[Document text]

Netzach, Hebrew NtzCh, "victory," is the seventh Sephirah of the Kabbalah Tree of Life, located on the bottom of the Pillar of Mercy.

Universal symbolism:

Name of God: YHVH TzBAVTh, Tetragrammation Tzabaoth (Lord of Armies)
Archangel: HANIAL, Haniel, (Grace of God)
Angelic Host: ThRShIShIM Tarshishim (Brilliant Ones)
Astrological Correspondence: NVGH, Nogah (Venus)
Tarot Correspondence: The four Sevens of the pack
Elemental Correspondence: Fire
Magical Image: A beautiful naked woman
Additional Symbols: The rose
Additional Title: The Gate of the Mysteries
Colors:
in Atziluth - amber,
in Briah - emerald,
in Yetzirah - bright yellow-green,
in Assiah - olive flecked with gold
Correspondence in the Microcosm: The emotions, as part of Ruach
Correspondence in the Body: The left hip
Grade of Initiation: 4=7, Philosophus
Qlippoth: AaRB TzRQ A'arab Tzereq (the Ravens of Dispersion)

Text from the Thirty-two Paths of Wisdom corresponding to this Sephirah: "The Seventh Path is called the Occult Intelligence because it is the refulgent splendor of all intellectual virtues, which are perceived by the eyes of the intellect and the contemplation of faith."

[Records provided]
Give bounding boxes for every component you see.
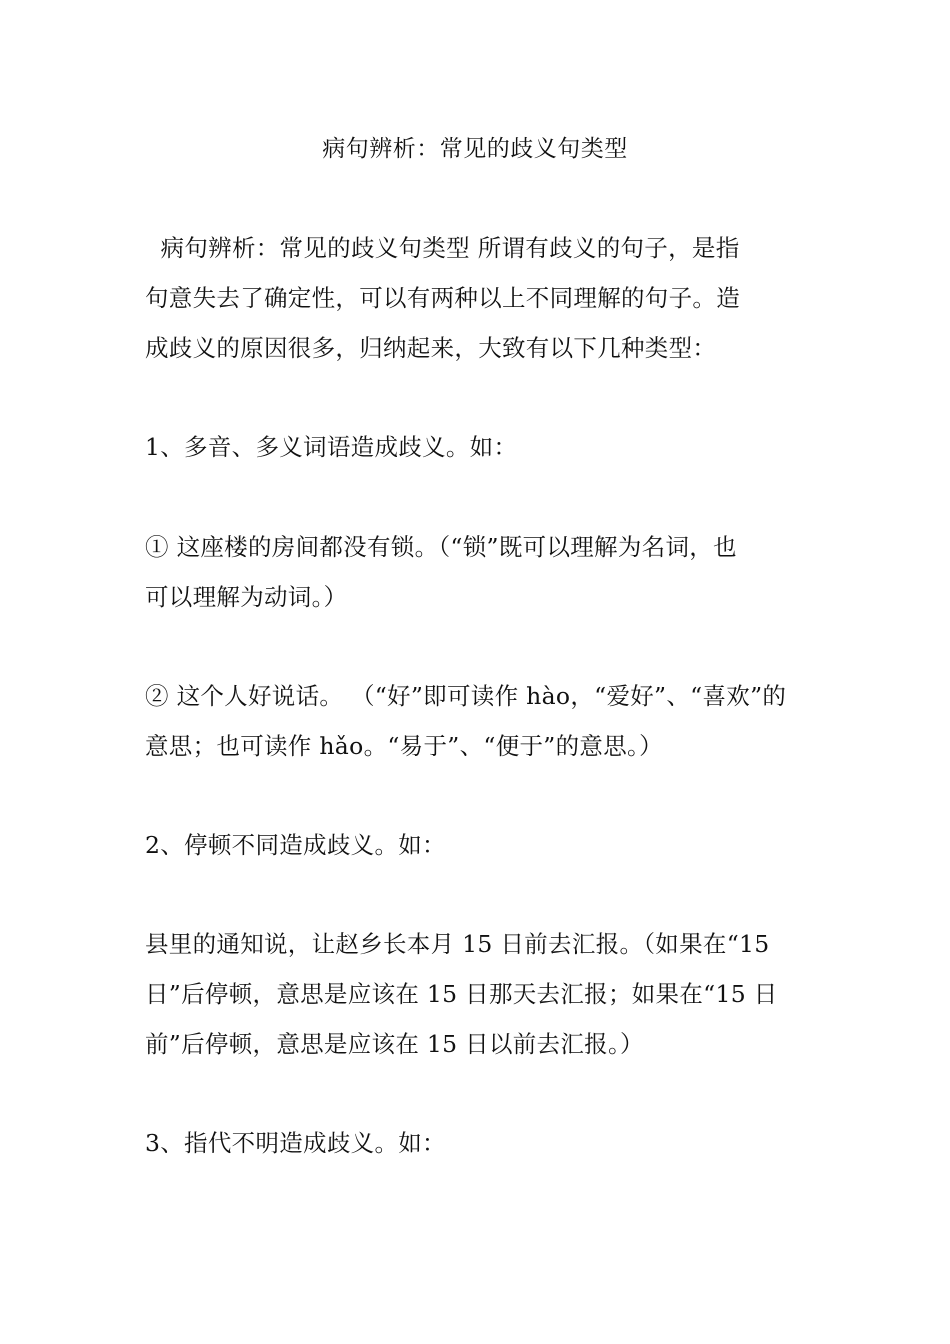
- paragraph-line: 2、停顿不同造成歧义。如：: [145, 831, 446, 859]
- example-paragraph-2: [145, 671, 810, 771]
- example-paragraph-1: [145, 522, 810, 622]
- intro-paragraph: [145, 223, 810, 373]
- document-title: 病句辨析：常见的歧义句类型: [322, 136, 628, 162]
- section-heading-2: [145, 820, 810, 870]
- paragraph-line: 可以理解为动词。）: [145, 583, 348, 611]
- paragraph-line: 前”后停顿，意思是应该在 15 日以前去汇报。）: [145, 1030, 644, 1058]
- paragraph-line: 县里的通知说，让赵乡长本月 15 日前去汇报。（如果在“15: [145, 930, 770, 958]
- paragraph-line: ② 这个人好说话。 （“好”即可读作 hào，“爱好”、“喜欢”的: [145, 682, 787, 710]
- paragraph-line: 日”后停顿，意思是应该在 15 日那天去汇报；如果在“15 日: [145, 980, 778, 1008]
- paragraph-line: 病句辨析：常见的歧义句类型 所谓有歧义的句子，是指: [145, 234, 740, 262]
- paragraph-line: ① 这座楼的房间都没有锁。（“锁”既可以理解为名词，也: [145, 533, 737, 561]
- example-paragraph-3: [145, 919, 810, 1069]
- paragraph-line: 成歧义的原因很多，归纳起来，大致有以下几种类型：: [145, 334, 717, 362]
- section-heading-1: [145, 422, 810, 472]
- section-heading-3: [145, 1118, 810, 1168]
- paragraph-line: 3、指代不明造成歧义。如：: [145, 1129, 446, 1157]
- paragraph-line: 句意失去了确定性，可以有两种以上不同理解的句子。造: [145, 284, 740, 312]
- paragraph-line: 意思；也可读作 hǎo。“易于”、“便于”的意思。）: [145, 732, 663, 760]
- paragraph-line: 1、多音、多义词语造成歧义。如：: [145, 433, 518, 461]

[Objectives]
• a. Can you reproduce the Netzach text in full, word for word?
• b. In the entries, can you edit the lines from the one with "- paragraph-line: 2、停顿不同造成歧义。如：: [145, 831, 446, 859]" up to and including the one with "284, 740, 312]", replacing "paragraph-line" with "text-line" and leaving all else unchanged? Give only those lines.
The entries have no connection to the Netzach text.

[Outputs in order]
• a.
Netzach, Hebrew NtzCh, "victory," is the seventh Sephirah of the Kabbalah Tree of Life, located on the bottom of the Pillar of Mercy.

Universal symbolism:

Name of God: YHVH TzBAVTh, Tetragrammation Tzabaoth (Lord of Armies)
Archangel: HANIAL, Haniel, (Grace of God)
Angelic Host: ThRShIShIM Tarshishim (Brilliant Ones)
Astrological Correspondence: NVGH, Nogah (Venus)
Tarot Correspondence: The four Sevens of the pack
Elemental Correspondence: Fire
Magical Image: A beautiful naked woman
Additional Symbols: The rose
Additional Title: The Gate of the Mysteries
Colors:
in Atziluth - amber,
in Briah - emerald,
in Yetzirah - bright yellow-green,
in Assiah - olive flecked with gold
Correspondence in the Microcosm: The emotions, as part of Ruach
Correspondence in the Body: The left hip
Grade of Initiation: 4=7, Philosophus
Qlippoth: AaRB TzRQ A'arab Tzereq (the Ravens of Dispersion)

Text from the Thirty-two Paths of Wisdom corresponding to this Sephirah: "The Seventh Path is called the Occult Intelligence because it is the refulgent splendor of all intellectual virtues, which are perceived by the eyes of the intellect and the contemplation of faith."

• b.
- text-line: 2、停顿不同造成歧义。如：: [145, 831, 446, 859]
- example-paragraph-2: [145, 671, 810, 771]
- example-paragraph-1: [145, 522, 810, 622]
- intro-paragraph: [145, 223, 810, 373]
- document-title: 病句辨析：常见的歧义句类型: [322, 136, 628, 162]
- section-heading-2: [145, 820, 810, 870]
- text-line: 可以理解为动词。）: [145, 583, 348, 611]
- text-line: 前”后停顿，意思是应该在 15 日以前去汇报。）: [145, 1030, 644, 1058]
- text-line: 县里的通知说，让赵乡长本月 15 日前去汇报。（如果在“15: [145, 930, 770, 958]
- text-line: ② 这个人好说话。 （“好”即可读作 hào，“爱好”、“喜欢”的: [145, 682, 787, 710]
- text-line: 日”后停顿，意思是应该在 15 日那天去汇报；如果在“15 日: [145, 980, 778, 1008]
- text-line: 病句辨析：常见的歧义句类型 所谓有歧义的句子，是指: [145, 234, 740, 262]
- text-line: ① 这座楼的房间都没有锁。（“锁”既可以理解为名词，也: [145, 533, 737, 561]
- example-paragraph-3: [145, 919, 810, 1069]
- text-line: 成歧义的原因很多，归纳起来，大致有以下几种类型：: [145, 334, 717, 362]
- section-heading-1: [145, 422, 810, 472]
- section-heading-3: [145, 1118, 810, 1168]
- text-line: 3、指代不明造成歧义。如：: [145, 1129, 446, 1157]
- text-line: 句意失去了确定性，可以有两种以上不同理解的句子。造: [145, 284, 740, 312]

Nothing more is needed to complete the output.